** START OF RAW DATA **

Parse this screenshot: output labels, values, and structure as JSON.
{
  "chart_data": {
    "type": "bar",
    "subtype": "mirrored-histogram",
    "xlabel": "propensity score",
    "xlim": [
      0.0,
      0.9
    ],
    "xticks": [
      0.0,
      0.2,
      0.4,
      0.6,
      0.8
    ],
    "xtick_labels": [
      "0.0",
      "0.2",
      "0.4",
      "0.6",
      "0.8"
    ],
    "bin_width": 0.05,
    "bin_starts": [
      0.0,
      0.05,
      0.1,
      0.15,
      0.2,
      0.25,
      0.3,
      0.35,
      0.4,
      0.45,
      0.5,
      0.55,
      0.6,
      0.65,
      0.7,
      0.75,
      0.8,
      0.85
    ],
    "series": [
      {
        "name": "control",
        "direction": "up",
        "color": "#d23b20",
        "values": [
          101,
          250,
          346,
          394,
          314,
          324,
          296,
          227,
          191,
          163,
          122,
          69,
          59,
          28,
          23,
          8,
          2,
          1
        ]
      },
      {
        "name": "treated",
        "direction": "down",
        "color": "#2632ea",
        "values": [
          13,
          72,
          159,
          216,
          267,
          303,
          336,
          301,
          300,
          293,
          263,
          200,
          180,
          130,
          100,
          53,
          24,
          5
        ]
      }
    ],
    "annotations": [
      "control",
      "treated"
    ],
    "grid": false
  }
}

** END OF RAW DATA **

» **REQUIREMENTS**: Restate the whole listing exactly.

» **EXERCISE OUTPUT**:
Parse this screenshot: output labels, values, and structure as JSON.
{
  "chart_data": {
    "type": "bar",
    "subtype": "mirrored-histogram",
    "xlabel": "propensity score",
    "xlim": [
      0.0,
      0.9
    ],
    "xticks": [
      0.0,
      0.2,
      0.4,
      0.6,
      0.8
    ],
    "xtick_labels": [
      "0.0",
      "0.2",
      "0.4",
      "0.6",
      "0.8"
    ],
    "bin_width": 0.05,
    "bin_starts": [
      0.0,
      0.05,
      0.1,
      0.15,
      0.2,
      0.25,
      0.3,
      0.35,
      0.4,
      0.45,
      0.5,
      0.55,
      0.6,
      0.65,
      0.7,
      0.75,
      0.8,
      0.85
    ],
    "series": [
      {
        "name": "control",
        "direction": "up",
        "color": "#d23b20",
        "values": [
          101,
          250,
          346,
          394,
          314,
          324,
          296,
          227,
          191,
          163,
          122,
          69,
          59,
          28,
          23,
          8,
          2,
          1
        ]
      },
      {
        "name": "treated",
        "direction": "down",
        "color": "#2632ea",
        "values": [
          13,
          72,
          159,
          216,
          267,
          303,
          336,
          301,
          300,
          293,
          263,
          200,
          180,
          130,
          100,
          53,
          24,
          5
        ]
      }
    ],
    "annotations": [
      "control",
      "treated"
    ],
    "grid": false
  }
}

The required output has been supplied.